[Goal of the exercise] How many lines hold the string "icon"? Give only the number.

[Information supplied]

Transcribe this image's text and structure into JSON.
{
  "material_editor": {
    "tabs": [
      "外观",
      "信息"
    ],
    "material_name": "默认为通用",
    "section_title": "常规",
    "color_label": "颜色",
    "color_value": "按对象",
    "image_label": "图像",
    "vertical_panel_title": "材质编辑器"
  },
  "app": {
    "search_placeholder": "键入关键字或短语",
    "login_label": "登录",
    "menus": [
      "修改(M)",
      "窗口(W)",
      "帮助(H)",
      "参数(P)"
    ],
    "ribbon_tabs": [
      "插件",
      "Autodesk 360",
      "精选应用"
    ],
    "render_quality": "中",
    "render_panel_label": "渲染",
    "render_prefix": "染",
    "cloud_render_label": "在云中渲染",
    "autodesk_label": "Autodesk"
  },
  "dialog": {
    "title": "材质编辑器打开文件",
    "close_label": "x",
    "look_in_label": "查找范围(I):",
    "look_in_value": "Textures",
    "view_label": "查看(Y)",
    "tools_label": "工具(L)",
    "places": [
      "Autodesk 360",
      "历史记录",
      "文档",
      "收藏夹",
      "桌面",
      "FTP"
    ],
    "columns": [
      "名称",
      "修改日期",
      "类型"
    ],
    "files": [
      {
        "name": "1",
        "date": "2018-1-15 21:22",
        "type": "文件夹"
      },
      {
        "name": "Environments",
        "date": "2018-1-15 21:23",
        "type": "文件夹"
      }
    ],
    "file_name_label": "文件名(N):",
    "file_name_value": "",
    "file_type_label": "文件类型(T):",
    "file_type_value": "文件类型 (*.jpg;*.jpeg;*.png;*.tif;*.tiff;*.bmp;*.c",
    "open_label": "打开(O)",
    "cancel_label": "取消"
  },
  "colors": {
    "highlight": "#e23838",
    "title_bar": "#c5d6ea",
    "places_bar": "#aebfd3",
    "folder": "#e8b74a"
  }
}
* * *
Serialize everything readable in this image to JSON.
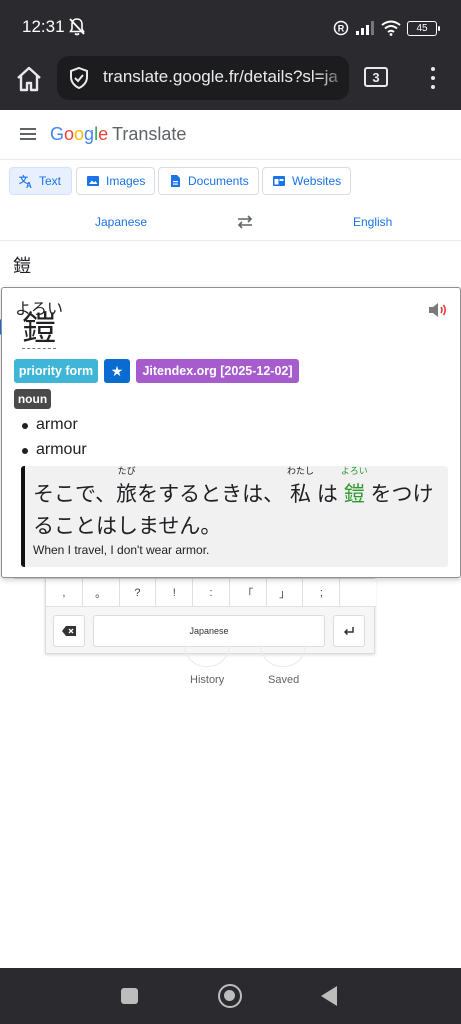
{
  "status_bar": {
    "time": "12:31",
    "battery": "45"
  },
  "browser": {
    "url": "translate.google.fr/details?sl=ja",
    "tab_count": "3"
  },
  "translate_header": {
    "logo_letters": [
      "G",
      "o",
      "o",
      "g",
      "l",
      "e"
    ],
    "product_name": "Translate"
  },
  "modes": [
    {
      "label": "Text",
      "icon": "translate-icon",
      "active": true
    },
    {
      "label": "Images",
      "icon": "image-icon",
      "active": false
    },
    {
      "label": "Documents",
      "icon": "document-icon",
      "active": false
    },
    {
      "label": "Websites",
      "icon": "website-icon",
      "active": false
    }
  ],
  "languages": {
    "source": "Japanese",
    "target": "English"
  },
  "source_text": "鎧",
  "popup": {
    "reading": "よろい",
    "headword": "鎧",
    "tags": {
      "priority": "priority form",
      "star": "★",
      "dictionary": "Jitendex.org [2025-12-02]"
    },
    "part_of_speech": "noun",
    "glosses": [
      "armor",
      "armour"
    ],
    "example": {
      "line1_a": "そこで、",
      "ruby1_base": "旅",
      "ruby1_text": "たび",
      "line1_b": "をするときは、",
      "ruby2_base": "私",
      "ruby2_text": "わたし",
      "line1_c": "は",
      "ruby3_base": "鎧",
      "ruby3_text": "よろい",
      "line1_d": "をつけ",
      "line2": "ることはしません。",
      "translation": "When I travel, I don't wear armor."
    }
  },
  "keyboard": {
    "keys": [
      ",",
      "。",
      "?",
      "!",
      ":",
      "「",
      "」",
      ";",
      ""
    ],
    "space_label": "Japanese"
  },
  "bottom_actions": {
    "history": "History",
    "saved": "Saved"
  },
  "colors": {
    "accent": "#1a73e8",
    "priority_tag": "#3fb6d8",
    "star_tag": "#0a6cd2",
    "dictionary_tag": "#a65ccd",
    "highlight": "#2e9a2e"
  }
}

[Exercise solution] 4